Required task: All of the data below must be repeated exactly.

Stored dataset items:
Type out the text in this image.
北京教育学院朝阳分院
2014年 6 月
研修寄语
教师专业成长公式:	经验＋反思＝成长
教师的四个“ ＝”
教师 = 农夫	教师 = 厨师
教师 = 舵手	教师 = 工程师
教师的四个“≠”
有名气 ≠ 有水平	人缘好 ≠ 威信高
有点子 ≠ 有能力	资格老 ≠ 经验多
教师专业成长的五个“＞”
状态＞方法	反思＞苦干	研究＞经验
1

Solution:
Type out the text in this image.
北京教育学院朝阳分院
2014年 6 月
研修寄语
教师专业成长公式:	经验＋反思＝成长
教师的四个“ ＝”
教师 = 农夫	教师 = 厨师
教师 = 舵手	教师 = 工程师
教师的四个“≠”
有名气 ≠ 有水平	人缘好 ≠ 威信高
有点子 ≠ 有能力	资格老 ≠ 经验多
教师专业成长的五个“＞”
状态＞方法	反思＞苦干	研究＞经验
1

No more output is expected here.